# Task objective
Answer with a single number: how many lines in the listing below include "Kutay"?

# Extracted entries
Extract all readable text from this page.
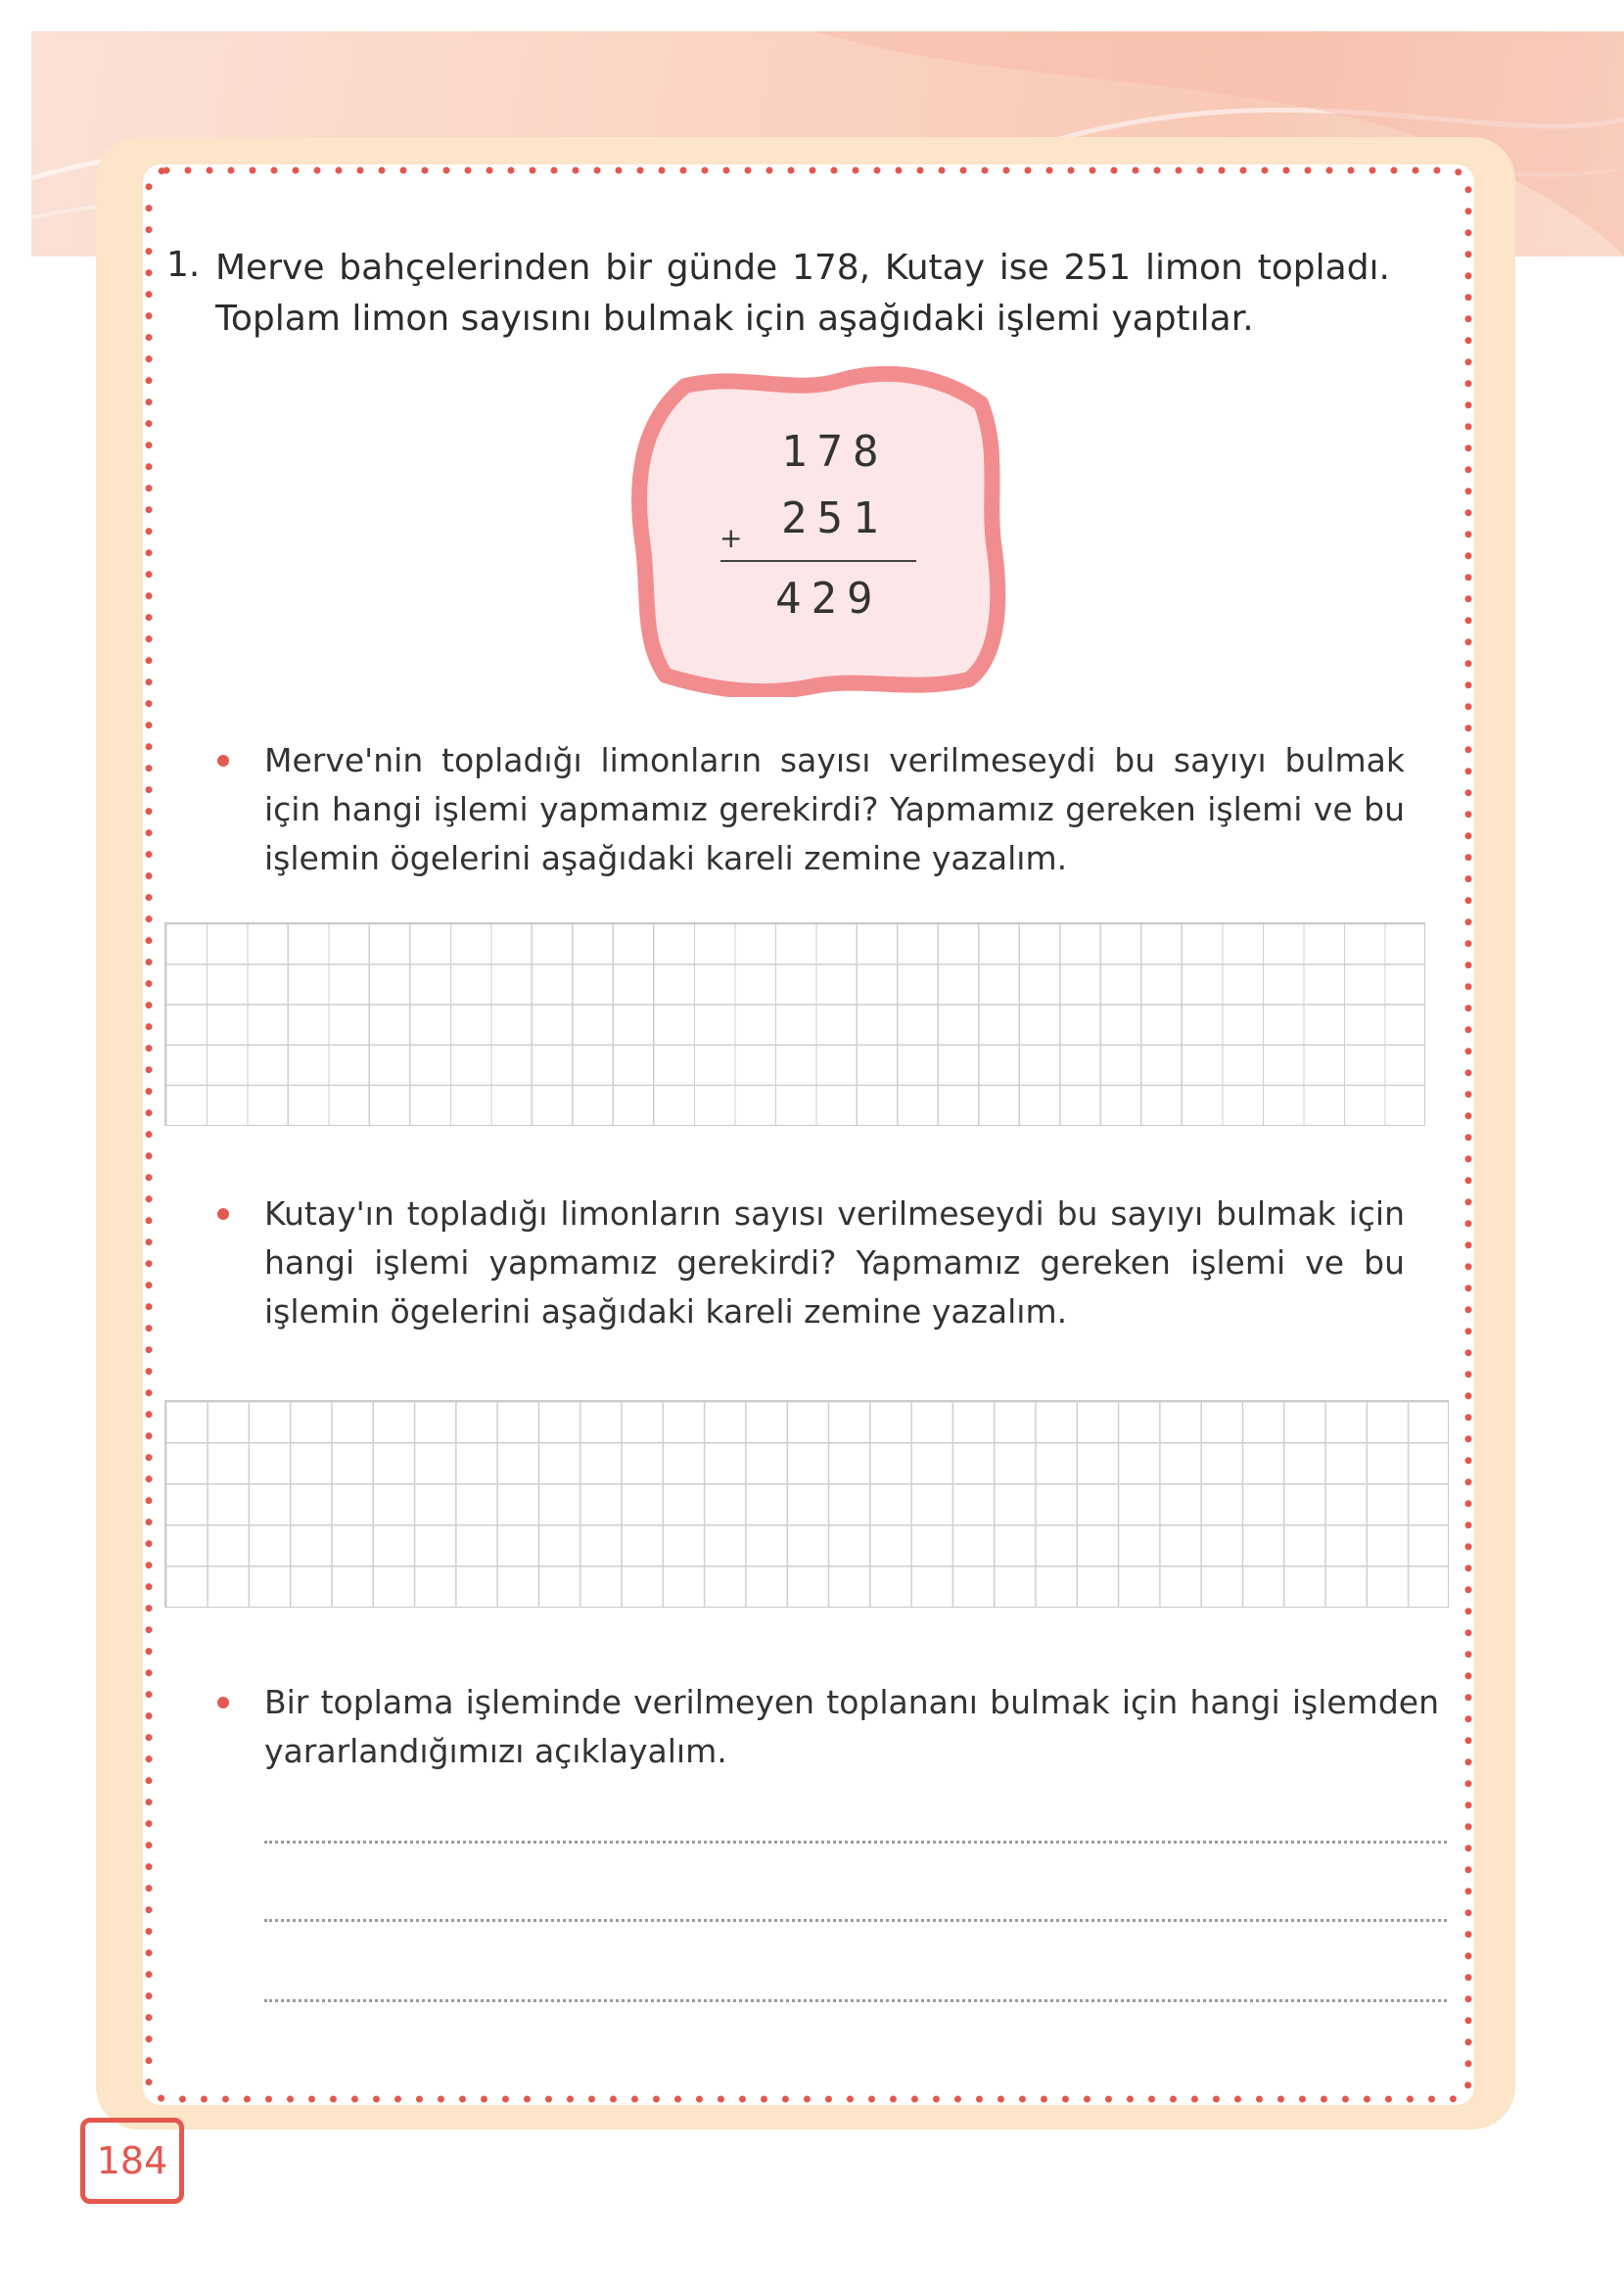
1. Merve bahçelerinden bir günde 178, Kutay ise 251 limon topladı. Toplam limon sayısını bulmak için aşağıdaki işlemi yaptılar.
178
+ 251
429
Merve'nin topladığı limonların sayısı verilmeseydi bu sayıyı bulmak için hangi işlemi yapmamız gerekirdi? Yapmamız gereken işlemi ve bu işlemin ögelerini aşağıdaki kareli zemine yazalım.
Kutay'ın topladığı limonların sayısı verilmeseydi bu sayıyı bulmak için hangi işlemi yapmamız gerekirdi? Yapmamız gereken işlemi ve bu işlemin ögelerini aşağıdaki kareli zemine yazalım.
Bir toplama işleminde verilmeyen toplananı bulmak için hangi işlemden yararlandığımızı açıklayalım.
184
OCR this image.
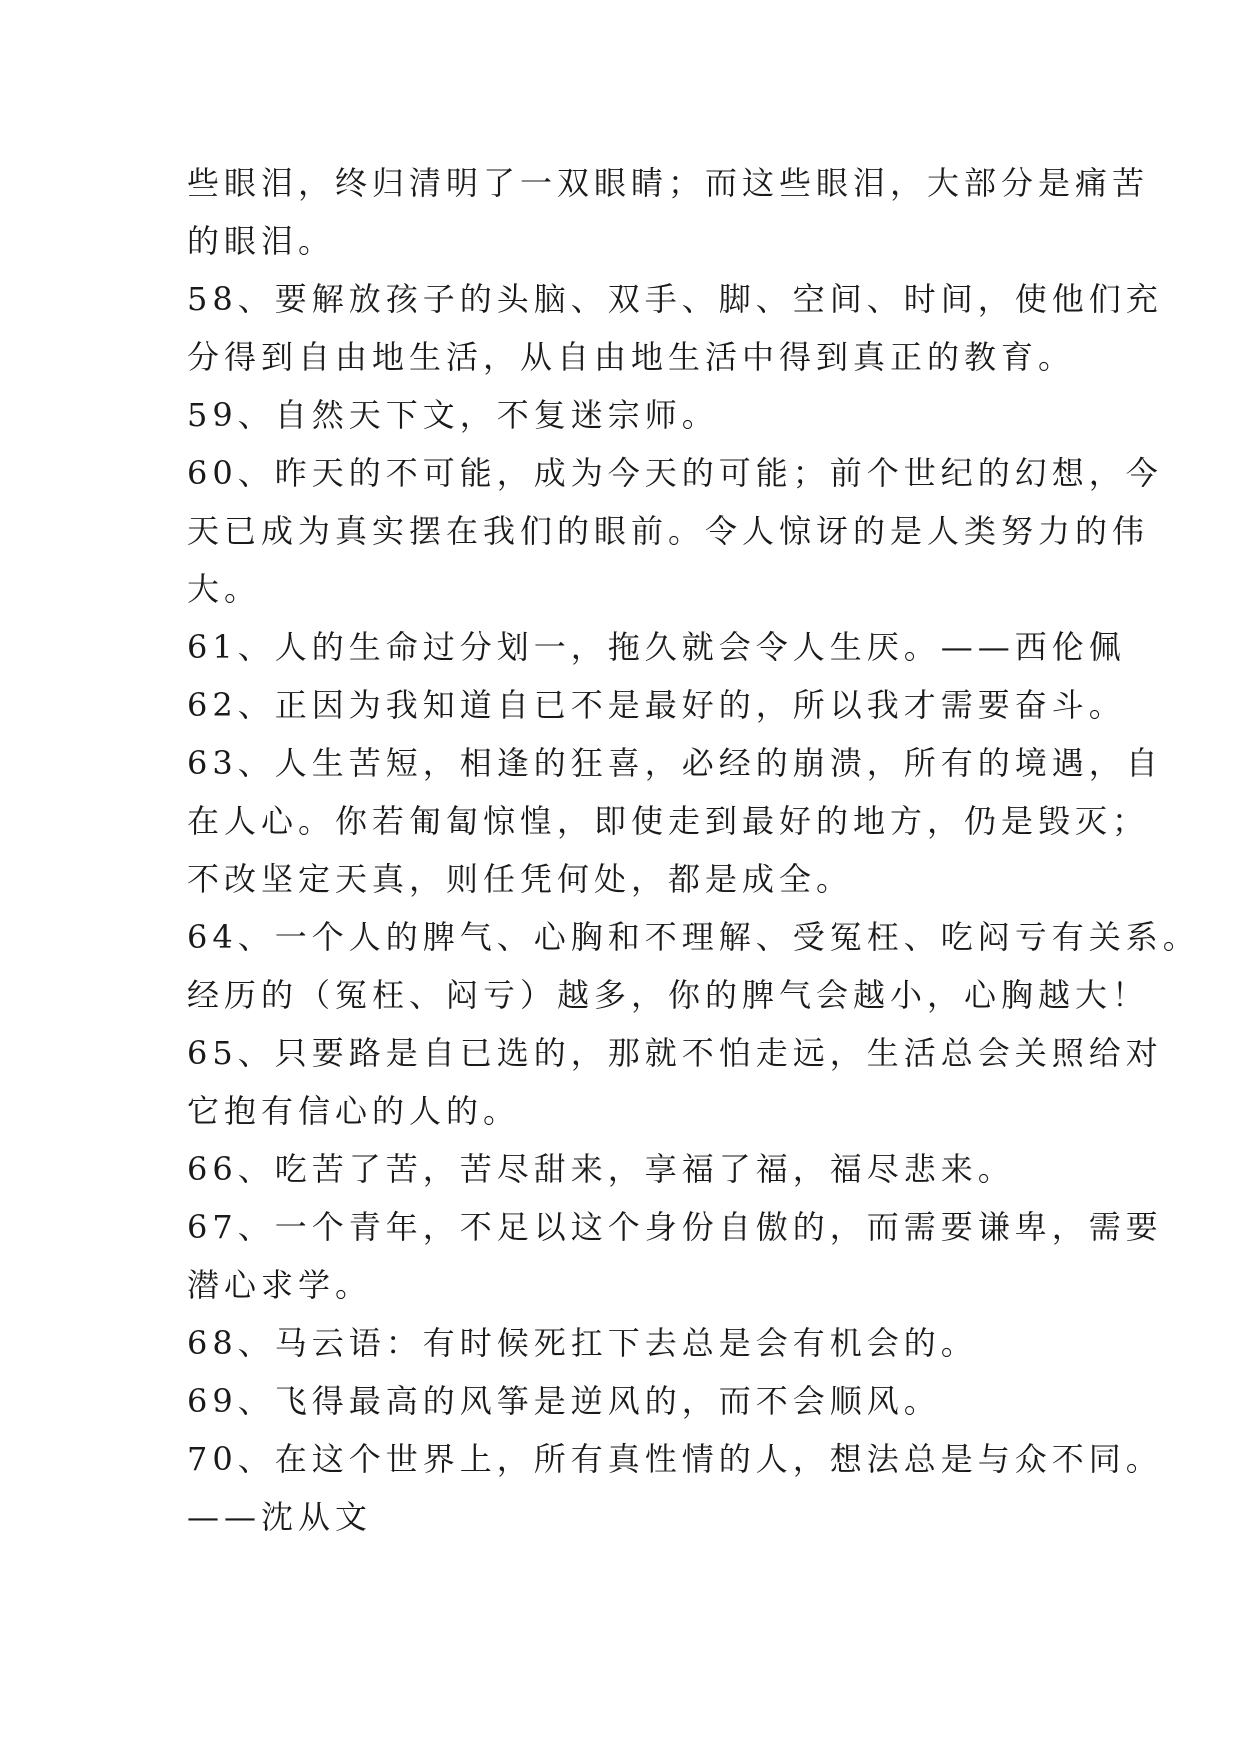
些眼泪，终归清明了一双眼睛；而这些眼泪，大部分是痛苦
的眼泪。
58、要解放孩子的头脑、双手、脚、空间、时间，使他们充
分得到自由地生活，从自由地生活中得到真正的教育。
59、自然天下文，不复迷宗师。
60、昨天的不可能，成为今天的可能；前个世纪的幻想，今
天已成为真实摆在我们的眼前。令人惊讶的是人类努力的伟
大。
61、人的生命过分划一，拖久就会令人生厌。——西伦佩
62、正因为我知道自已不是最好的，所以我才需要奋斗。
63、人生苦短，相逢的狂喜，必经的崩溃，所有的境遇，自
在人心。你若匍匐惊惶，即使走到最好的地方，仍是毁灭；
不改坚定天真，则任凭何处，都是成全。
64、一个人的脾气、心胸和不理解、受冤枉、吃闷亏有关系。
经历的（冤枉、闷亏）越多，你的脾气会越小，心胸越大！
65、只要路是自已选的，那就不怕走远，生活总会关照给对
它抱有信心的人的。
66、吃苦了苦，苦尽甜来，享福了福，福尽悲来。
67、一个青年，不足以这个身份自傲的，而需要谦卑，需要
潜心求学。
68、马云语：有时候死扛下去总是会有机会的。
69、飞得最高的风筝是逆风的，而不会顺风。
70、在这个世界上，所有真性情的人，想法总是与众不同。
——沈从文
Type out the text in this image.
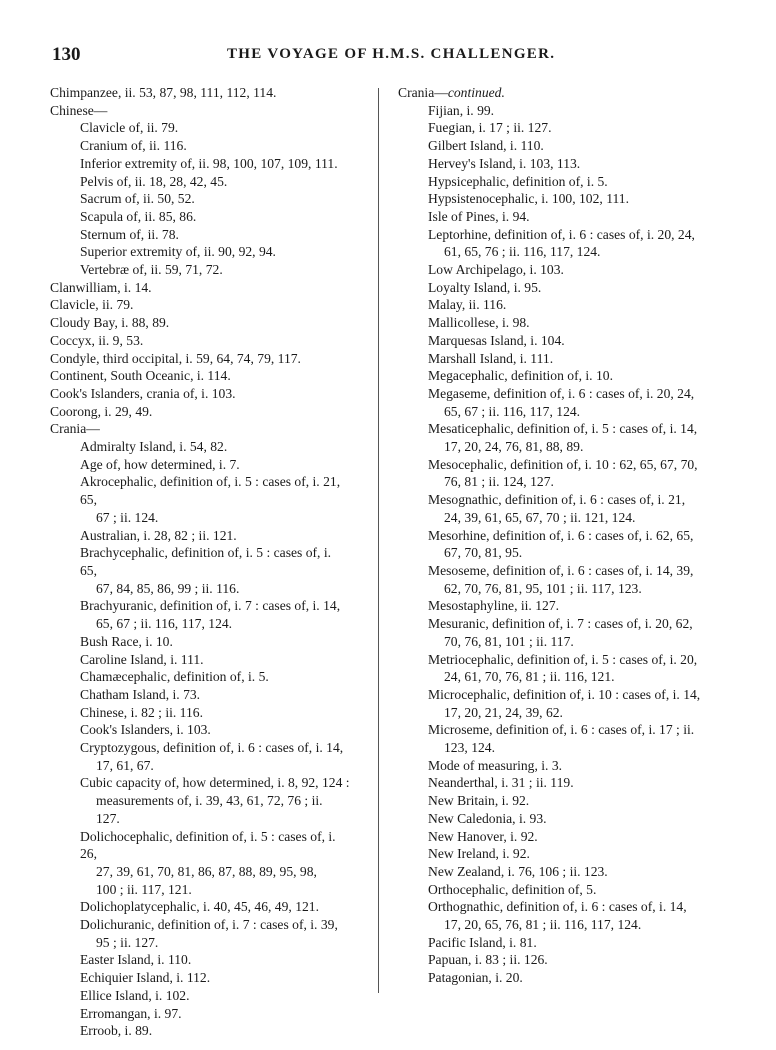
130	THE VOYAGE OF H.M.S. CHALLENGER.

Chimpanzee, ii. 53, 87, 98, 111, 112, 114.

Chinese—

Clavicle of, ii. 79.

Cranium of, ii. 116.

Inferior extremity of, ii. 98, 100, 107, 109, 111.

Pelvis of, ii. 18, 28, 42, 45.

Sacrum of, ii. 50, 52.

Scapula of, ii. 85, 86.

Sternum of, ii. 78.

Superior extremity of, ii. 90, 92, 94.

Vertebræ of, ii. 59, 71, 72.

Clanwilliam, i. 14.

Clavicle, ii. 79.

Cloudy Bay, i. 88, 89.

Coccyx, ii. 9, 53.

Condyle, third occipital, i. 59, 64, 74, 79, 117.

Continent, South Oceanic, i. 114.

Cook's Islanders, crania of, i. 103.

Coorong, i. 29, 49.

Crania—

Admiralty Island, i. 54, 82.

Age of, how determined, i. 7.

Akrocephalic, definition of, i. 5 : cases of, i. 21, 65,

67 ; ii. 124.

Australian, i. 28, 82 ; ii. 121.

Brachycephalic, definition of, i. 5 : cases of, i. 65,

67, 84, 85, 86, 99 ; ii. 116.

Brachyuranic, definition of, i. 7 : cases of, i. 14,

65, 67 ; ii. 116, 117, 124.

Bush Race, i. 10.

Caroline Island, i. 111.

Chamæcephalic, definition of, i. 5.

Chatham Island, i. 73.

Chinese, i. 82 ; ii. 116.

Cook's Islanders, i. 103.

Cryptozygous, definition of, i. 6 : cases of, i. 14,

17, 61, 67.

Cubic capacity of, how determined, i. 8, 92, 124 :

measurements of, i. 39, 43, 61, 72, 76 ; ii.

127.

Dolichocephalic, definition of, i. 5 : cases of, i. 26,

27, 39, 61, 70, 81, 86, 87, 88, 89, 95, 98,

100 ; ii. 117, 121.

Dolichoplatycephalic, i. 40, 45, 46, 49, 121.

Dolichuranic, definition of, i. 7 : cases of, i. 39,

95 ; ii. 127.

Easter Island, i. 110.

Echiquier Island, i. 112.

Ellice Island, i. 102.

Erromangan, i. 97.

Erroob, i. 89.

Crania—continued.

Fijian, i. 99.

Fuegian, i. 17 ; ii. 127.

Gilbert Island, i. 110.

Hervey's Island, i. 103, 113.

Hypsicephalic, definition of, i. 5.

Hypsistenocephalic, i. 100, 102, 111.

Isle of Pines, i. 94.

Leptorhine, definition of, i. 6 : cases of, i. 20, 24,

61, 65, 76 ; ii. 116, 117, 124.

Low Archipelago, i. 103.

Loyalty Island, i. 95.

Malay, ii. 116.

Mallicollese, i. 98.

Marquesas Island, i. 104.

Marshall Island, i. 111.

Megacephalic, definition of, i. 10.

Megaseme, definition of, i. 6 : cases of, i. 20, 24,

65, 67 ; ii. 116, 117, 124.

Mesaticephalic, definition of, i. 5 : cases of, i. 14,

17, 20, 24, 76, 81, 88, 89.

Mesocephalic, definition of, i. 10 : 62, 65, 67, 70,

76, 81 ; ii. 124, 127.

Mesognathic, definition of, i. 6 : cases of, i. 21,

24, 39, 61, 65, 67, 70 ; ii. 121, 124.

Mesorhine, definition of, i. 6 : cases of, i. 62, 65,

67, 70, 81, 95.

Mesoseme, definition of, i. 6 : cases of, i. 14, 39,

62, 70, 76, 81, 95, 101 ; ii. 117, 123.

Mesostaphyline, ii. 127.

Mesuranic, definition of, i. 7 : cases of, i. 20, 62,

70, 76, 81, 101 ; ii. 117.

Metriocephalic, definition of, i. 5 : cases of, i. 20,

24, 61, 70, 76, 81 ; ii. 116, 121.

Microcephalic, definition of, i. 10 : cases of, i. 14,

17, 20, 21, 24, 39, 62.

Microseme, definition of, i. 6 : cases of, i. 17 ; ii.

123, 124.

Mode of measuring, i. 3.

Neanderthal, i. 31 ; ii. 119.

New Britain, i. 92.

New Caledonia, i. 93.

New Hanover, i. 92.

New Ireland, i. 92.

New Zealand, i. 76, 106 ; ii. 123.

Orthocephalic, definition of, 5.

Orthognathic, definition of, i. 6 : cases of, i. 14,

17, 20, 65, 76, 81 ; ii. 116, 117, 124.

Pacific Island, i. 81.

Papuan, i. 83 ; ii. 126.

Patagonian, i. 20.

# Solution to the problem
2